Work instructions:
Spot each line that carries the word "file"; copy those lines.

Data supplied:
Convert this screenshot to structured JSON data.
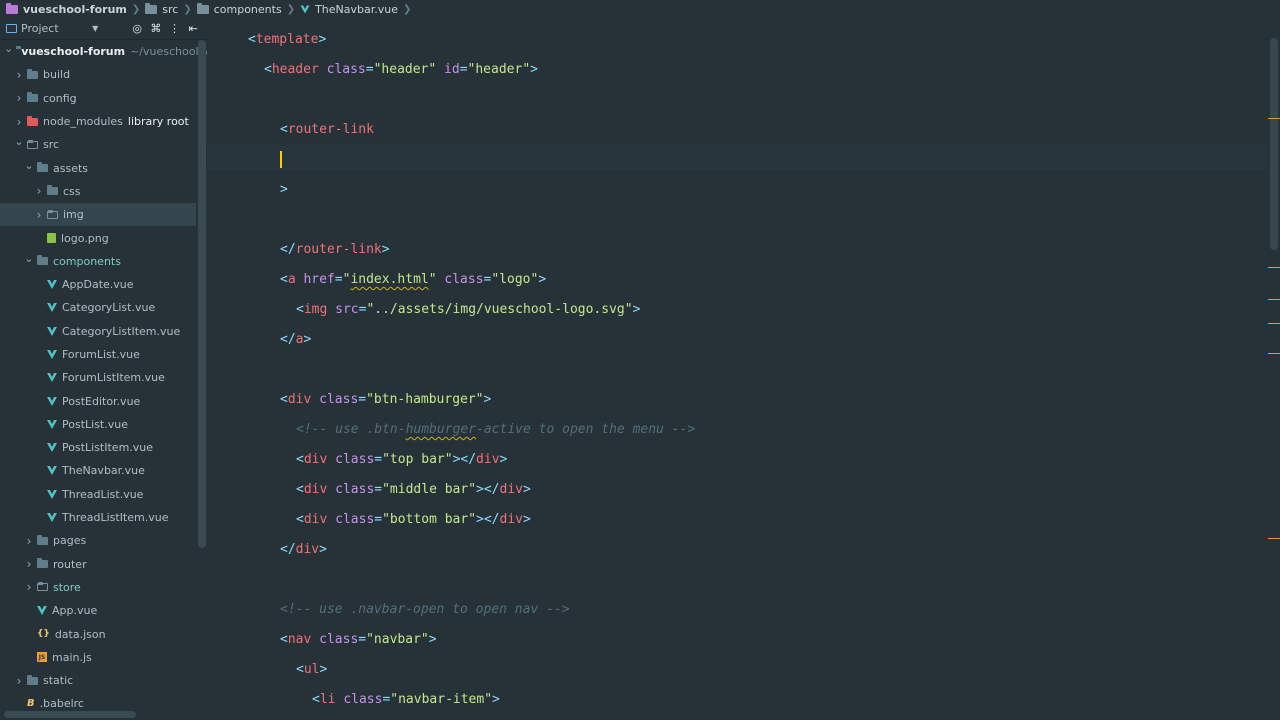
{
  "breadcrumb": [
    {
      "label": "vueschool-forum",
      "icon": "project-folder-icon",
      "color": "#b97bd6"
    },
    {
      "label": "src",
      "icon": "folder-icon",
      "color": "#78909c"
    },
    {
      "label": "components",
      "icon": "folder-icon",
      "color": "#78909c"
    },
    {
      "label": "TheNavbar.vue",
      "icon": "vue-file-icon",
      "color": "#4fc3c7"
    }
  ],
  "project_panel": {
    "title": "Project",
    "tools": [
      "target-icon",
      "collapse-icon",
      "more-icon",
      "hide-icon"
    ],
    "tree": [
      {
        "label": "vueschool-forum",
        "hint": "~/vueschool/v",
        "depth": 0,
        "expanded": true,
        "type": "project"
      },
      {
        "label": "build",
        "depth": 1,
        "expanded": false,
        "type": "folder"
      },
      {
        "label": "config",
        "depth": 1,
        "expanded": false,
        "type": "folder"
      },
      {
        "label": "node_modules",
        "hint": "library root",
        "depth": 1,
        "expanded": false,
        "type": "folder-red"
      },
      {
        "label": "src",
        "depth": 1,
        "expanded": true,
        "type": "folder-src"
      },
      {
        "label": "assets",
        "depth": 2,
        "expanded": true,
        "type": "folder"
      },
      {
        "label": "css",
        "depth": 3,
        "expanded": false,
        "type": "folder"
      },
      {
        "label": "img",
        "depth": 3,
        "expanded": false,
        "type": "folder-src",
        "selected": true
      },
      {
        "label": "logo.png",
        "depth": 3,
        "type": "image"
      },
      {
        "label": "components",
        "depth": 2,
        "expanded": true,
        "type": "folder",
        "accent": true
      },
      {
        "label": "AppDate.vue",
        "depth": 3,
        "type": "vue"
      },
      {
        "label": "CategoryList.vue",
        "depth": 3,
        "type": "vue"
      },
      {
        "label": "CategoryListItem.vue",
        "depth": 3,
        "type": "vue"
      },
      {
        "label": "ForumList.vue",
        "depth": 3,
        "type": "vue"
      },
      {
        "label": "ForumListItem.vue",
        "depth": 3,
        "type": "vue"
      },
      {
        "label": "PostEditor.vue",
        "depth": 3,
        "type": "vue"
      },
      {
        "label": "PostList.vue",
        "depth": 3,
        "type": "vue"
      },
      {
        "label": "PostListItem.vue",
        "depth": 3,
        "type": "vue"
      },
      {
        "label": "TheNavbar.vue",
        "depth": 3,
        "type": "vue"
      },
      {
        "label": "ThreadList.vue",
        "depth": 3,
        "type": "vue"
      },
      {
        "label": "ThreadListItem.vue",
        "depth": 3,
        "type": "vue"
      },
      {
        "label": "pages",
        "depth": 2,
        "expanded": false,
        "type": "folder"
      },
      {
        "label": "router",
        "depth": 2,
        "expanded": false,
        "type": "folder"
      },
      {
        "label": "store",
        "depth": 2,
        "expanded": false,
        "type": "folder-src",
        "accent": true
      },
      {
        "label": "App.vue",
        "depth": 2,
        "type": "vue"
      },
      {
        "label": "data.json",
        "depth": 2,
        "type": "json"
      },
      {
        "label": "main.js",
        "depth": 2,
        "type": "js"
      },
      {
        "label": "static",
        "depth": 1,
        "expanded": false,
        "type": "folder"
      },
      {
        "label": ".babelrc",
        "depth": 1,
        "type": "babel"
      }
    ]
  },
  "editor": {
    "file": "TheNavbar.vue",
    "lines": [
      {
        "indent": 0,
        "tokens": [
          [
            "p",
            "<"
          ],
          [
            "t",
            "template"
          ],
          [
            "p",
            ">"
          ]
        ]
      },
      {
        "indent": 1,
        "tokens": [
          [
            "p",
            "<"
          ],
          [
            "t",
            "header "
          ],
          [
            "a",
            "class"
          ],
          [
            "p",
            "="
          ],
          [
            "s",
            "\"header\""
          ],
          [
            "p",
            " "
          ],
          [
            "a",
            "id"
          ],
          [
            "p",
            "="
          ],
          [
            "s",
            "\"header\""
          ],
          [
            "p",
            ">"
          ]
        ]
      },
      {
        "indent": 0,
        "tokens": []
      },
      {
        "indent": 2,
        "tokens": [
          [
            "p",
            "<"
          ],
          [
            "t",
            "router-link"
          ]
        ]
      },
      {
        "indent": 2,
        "tokens": [],
        "caret": true
      },
      {
        "indent": 2,
        "tokens": [
          [
            "p",
            ">"
          ]
        ]
      },
      {
        "indent": 0,
        "tokens": []
      },
      {
        "indent": 2,
        "tokens": [
          [
            "p",
            "</"
          ],
          [
            "t",
            "router-link"
          ],
          [
            "p",
            ">"
          ]
        ]
      },
      {
        "indent": 2,
        "tokens": [
          [
            "p",
            "<"
          ],
          [
            "t",
            "a "
          ],
          [
            "a",
            "href"
          ],
          [
            "p",
            "="
          ],
          [
            "s",
            "\""
          ],
          [
            "sq",
            "index.html"
          ],
          [
            "s",
            "\""
          ],
          [
            "p",
            " "
          ],
          [
            "a",
            "class"
          ],
          [
            "p",
            "="
          ],
          [
            "s",
            "\"logo\""
          ],
          [
            "p",
            ">"
          ]
        ]
      },
      {
        "indent": 3,
        "tokens": [
          [
            "p",
            "<"
          ],
          [
            "t",
            "img "
          ],
          [
            "a",
            "src"
          ],
          [
            "p",
            "="
          ],
          [
            "s",
            "\"../assets/img/vueschool-logo.svg\""
          ],
          [
            "p",
            ">"
          ]
        ]
      },
      {
        "indent": 2,
        "tokens": [
          [
            "p",
            "</"
          ],
          [
            "t",
            "a"
          ],
          [
            "p",
            ">"
          ]
        ]
      },
      {
        "indent": 0,
        "tokens": []
      },
      {
        "indent": 2,
        "tokens": [
          [
            "p",
            "<"
          ],
          [
            "t",
            "div "
          ],
          [
            "a",
            "class"
          ],
          [
            "p",
            "="
          ],
          [
            "s",
            "\"btn-hamburger\""
          ],
          [
            "p",
            ">"
          ]
        ]
      },
      {
        "indent": 3,
        "tokens": [
          [
            "c",
            "<!-- use .btn-"
          ],
          [
            "csq",
            "humburger"
          ],
          [
            "c",
            "-active to open the menu -->"
          ]
        ]
      },
      {
        "indent": 3,
        "tokens": [
          [
            "p",
            "<"
          ],
          [
            "t",
            "div "
          ],
          [
            "a",
            "class"
          ],
          [
            "p",
            "="
          ],
          [
            "s",
            "\"top bar\""
          ],
          [
            "p",
            ">"
          ],
          [
            "p",
            "</"
          ],
          [
            "t",
            "div"
          ],
          [
            "p",
            ">"
          ]
        ]
      },
      {
        "indent": 3,
        "tokens": [
          [
            "p",
            "<"
          ],
          [
            "t",
            "div "
          ],
          [
            "a",
            "class"
          ],
          [
            "p",
            "="
          ],
          [
            "s",
            "\"middle bar\""
          ],
          [
            "p",
            ">"
          ],
          [
            "p",
            "</"
          ],
          [
            "t",
            "div"
          ],
          [
            "p",
            ">"
          ]
        ]
      },
      {
        "indent": 3,
        "tokens": [
          [
            "p",
            "<"
          ],
          [
            "t",
            "div "
          ],
          [
            "a",
            "class"
          ],
          [
            "p",
            "="
          ],
          [
            "s",
            "\"bottom bar\""
          ],
          [
            "p",
            ">"
          ],
          [
            "p",
            "</"
          ],
          [
            "t",
            "div"
          ],
          [
            "p",
            ">"
          ]
        ]
      },
      {
        "indent": 2,
        "tokens": [
          [
            "p",
            "</"
          ],
          [
            "t",
            "div"
          ],
          [
            "p",
            ">"
          ]
        ]
      },
      {
        "indent": 0,
        "tokens": []
      },
      {
        "indent": 2,
        "tokens": [
          [
            "c",
            "<!-- use .navbar-open to open nav -->"
          ]
        ]
      },
      {
        "indent": 2,
        "tokens": [
          [
            "p",
            "<"
          ],
          [
            "t",
            "nav "
          ],
          [
            "a",
            "class"
          ],
          [
            "p",
            "="
          ],
          [
            "s",
            "\"navbar\""
          ],
          [
            "p",
            ">"
          ]
        ]
      },
      {
        "indent": 3,
        "tokens": [
          [
            "p",
            "<"
          ],
          [
            "t",
            "ul"
          ],
          [
            "p",
            ">"
          ]
        ]
      },
      {
        "indent": 4,
        "tokens": [
          [
            "p",
            "<"
          ],
          [
            "t",
            "li "
          ],
          [
            "a",
            "class"
          ],
          [
            "p",
            "="
          ],
          [
            "s",
            "\"navbar-item\""
          ],
          [
            "p",
            ">"
          ]
        ]
      }
    ],
    "gutter_marks": [
      {
        "pos": 0.143,
        "color": "#d9a03a"
      },
      {
        "pos": 0.355,
        "color": "#d9a03a"
      },
      {
        "pos": 0.4,
        "color": "#d9a03a"
      },
      {
        "pos": 0.435,
        "color": "#d9a03a"
      },
      {
        "pos": 0.477,
        "color": "#d9a03a"
      },
      {
        "pos": 0.741,
        "color": "#d9a03a"
      }
    ]
  }
}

The reply:
      "icon": "vue-file-icon",
    "file": "TheNavbar.vue",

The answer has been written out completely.